(Data records)
-- Start --

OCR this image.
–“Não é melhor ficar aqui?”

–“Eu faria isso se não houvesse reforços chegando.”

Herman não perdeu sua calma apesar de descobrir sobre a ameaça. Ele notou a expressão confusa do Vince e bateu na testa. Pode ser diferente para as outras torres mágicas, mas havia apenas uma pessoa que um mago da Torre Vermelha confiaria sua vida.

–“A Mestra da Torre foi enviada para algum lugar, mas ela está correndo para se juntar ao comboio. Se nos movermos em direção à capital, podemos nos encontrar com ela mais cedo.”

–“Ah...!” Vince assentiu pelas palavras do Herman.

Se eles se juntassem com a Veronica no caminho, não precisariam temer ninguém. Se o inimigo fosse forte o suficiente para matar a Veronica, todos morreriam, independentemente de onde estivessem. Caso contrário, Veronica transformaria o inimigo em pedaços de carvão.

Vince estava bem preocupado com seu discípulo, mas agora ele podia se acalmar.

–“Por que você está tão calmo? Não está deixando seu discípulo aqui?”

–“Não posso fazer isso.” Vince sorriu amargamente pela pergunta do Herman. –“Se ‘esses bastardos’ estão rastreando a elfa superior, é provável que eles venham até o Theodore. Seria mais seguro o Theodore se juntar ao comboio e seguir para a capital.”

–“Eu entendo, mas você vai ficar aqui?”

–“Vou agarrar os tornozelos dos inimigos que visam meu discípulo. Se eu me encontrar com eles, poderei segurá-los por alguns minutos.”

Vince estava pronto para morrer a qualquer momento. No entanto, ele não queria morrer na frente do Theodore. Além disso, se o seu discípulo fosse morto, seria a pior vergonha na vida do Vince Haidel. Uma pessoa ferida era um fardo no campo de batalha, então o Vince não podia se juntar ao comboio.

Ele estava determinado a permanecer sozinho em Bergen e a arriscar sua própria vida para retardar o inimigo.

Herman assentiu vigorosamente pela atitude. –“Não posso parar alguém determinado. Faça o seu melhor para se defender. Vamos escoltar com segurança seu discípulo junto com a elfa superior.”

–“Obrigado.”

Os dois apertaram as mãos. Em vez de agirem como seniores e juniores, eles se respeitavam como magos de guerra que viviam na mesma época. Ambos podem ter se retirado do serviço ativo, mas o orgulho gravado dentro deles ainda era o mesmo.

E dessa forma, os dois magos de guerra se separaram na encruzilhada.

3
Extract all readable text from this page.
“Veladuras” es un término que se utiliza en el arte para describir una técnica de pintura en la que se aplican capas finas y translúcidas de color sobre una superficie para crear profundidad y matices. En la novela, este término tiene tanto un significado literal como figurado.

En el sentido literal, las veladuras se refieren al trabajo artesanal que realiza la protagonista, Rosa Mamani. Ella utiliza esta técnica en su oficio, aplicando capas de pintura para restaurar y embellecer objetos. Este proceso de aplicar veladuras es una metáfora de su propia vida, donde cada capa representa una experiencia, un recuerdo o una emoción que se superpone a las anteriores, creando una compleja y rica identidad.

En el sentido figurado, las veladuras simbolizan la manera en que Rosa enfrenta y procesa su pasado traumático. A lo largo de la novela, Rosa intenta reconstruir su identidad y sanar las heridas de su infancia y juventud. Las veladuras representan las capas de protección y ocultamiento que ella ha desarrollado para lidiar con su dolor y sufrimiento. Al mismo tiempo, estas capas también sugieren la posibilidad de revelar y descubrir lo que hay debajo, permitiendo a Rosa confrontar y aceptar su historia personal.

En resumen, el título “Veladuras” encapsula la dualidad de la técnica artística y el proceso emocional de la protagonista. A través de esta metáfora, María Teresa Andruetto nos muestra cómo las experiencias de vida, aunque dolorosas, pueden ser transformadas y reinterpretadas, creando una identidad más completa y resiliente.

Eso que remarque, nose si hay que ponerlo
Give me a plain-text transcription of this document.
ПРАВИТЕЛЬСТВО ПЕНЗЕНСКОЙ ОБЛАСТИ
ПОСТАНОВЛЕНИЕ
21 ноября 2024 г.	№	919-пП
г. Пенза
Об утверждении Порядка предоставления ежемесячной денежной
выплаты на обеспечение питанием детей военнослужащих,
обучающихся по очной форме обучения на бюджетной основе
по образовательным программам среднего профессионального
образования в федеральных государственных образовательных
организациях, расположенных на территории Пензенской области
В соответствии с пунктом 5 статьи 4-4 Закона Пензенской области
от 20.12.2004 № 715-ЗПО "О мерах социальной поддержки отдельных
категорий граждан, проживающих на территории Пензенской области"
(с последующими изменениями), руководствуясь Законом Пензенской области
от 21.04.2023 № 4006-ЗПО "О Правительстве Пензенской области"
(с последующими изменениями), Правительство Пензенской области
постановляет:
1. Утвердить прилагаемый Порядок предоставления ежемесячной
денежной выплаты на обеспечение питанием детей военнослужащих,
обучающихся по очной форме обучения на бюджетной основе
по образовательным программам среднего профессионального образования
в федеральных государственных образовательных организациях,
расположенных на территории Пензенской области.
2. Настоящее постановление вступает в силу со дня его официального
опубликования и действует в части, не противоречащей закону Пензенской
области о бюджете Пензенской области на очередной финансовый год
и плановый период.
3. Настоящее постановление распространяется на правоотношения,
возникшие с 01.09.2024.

-- End --

-- What is expected --
Pick out every line above that holds the word "aqui" and copy it.

-- Final result --
–“Não é melhor ficar aqui?”
–“Por que você está tão calmo? Não está deixando seu discípulo aqui?”
–“Eu entendo, mas você vai ficar aqui?”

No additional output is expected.